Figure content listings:
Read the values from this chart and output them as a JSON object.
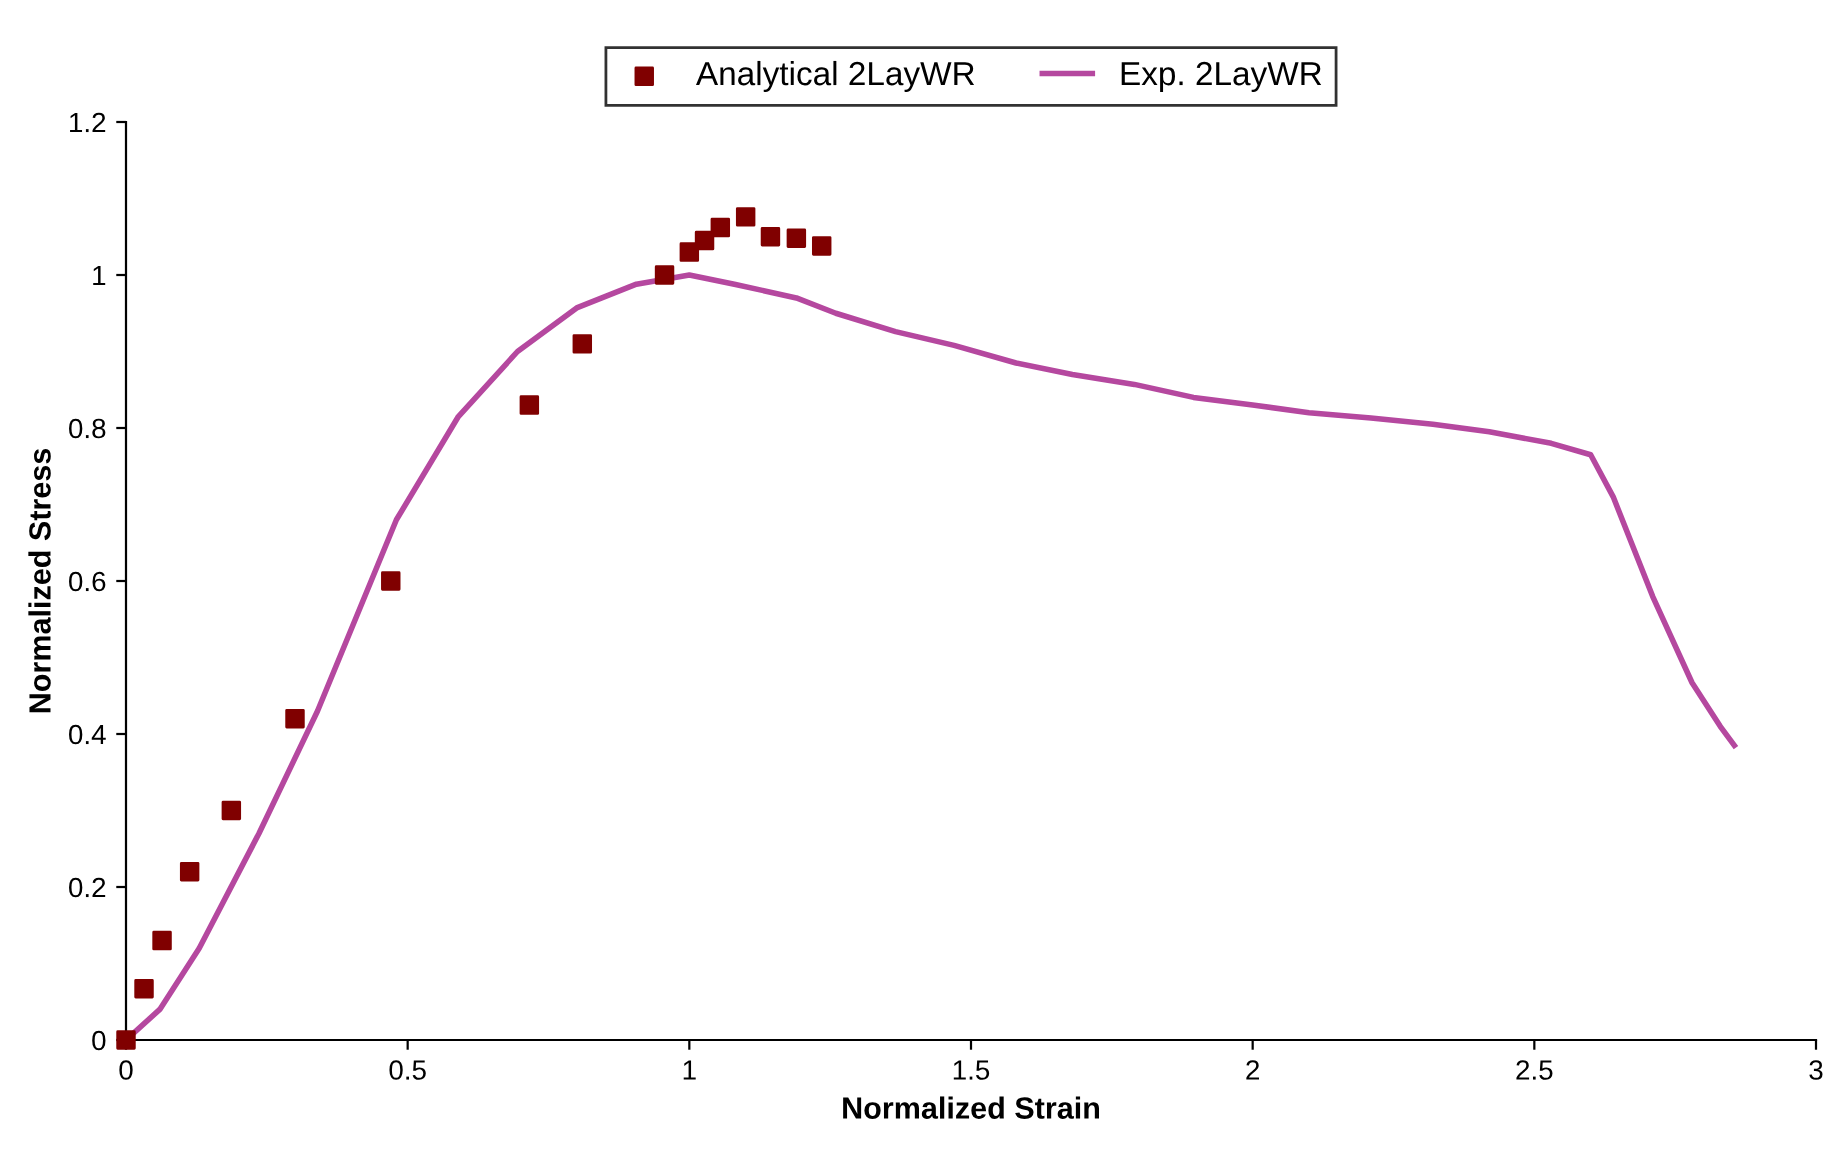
{
  "chart_data": {
    "type": "scatter",
    "xlabel": "Normalized Strain",
    "ylabel": "Normalized Stress",
    "xlim": [
      0,
      3
    ],
    "xticks": [
      0,
      0.5,
      1,
      1.5,
      2,
      2.5,
      3
    ],
    "ylim": [
      0,
      1.2
    ],
    "yticks": [
      0,
      0.2,
      0.4,
      0.6,
      0.8,
      1,
      1.2
    ],
    "grid": false,
    "legend": "top",
    "series": [
      {
        "name": "Analytical 2LayWR",
        "color": "#800000",
        "marker": "square",
        "x": [
          0,
          0.032,
          0.064,
          0.113,
          0.187,
          0.3,
          0.47,
          0.716,
          0.81,
          0.956,
          1.0,
          1.027,
          1.055,
          1.1,
          1.144,
          1.19,
          1.235
        ],
        "values": [
          0,
          0.067,
          0.13,
          0.22,
          0.3,
          0.42,
          0.6,
          0.83,
          0.91,
          1.0,
          1.03,
          1.045,
          1.062,
          1.076,
          1.05,
          1.048,
          1.038
        ]
      },
      {
        "name": "Exp. 2LayWR",
        "type": "line",
        "color": "#b5489f",
        "marker": "none",
        "line_style": "solid",
        "x": [
          0,
          0.06,
          0.13,
          0.236,
          0.34,
          0.48,
          0.59,
          0.695,
          0.8,
          0.906,
          1.0,
          1.08,
          1.19,
          1.26,
          1.366,
          1.47,
          1.58,
          1.68,
          1.79,
          1.895,
          2.0,
          2.1,
          2.21,
          2.32,
          2.42,
          2.53,
          2.6,
          2.64,
          2.71,
          2.78,
          2.83,
          2.855
        ],
        "values": [
          0,
          0.04,
          0.12,
          0.27,
          0.43,
          0.68,
          0.815,
          0.9,
          0.957,
          0.988,
          1.0,
          0.988,
          0.97,
          0.95,
          0.926,
          0.908,
          0.885,
          0.87,
          0.857,
          0.84,
          0.83,
          0.82,
          0.813,
          0.805,
          0.795,
          0.78,
          0.765,
          0.71,
          0.58,
          0.467,
          0.41,
          0.385
        ]
      }
    ]
  }
}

EXERCISE INSTRUCTIONS => Extract all lines of the records above that include "name".

TASK RESULT =>
        "name": "Analytical 2LayWR",
        "name": "Exp. 2LayWR",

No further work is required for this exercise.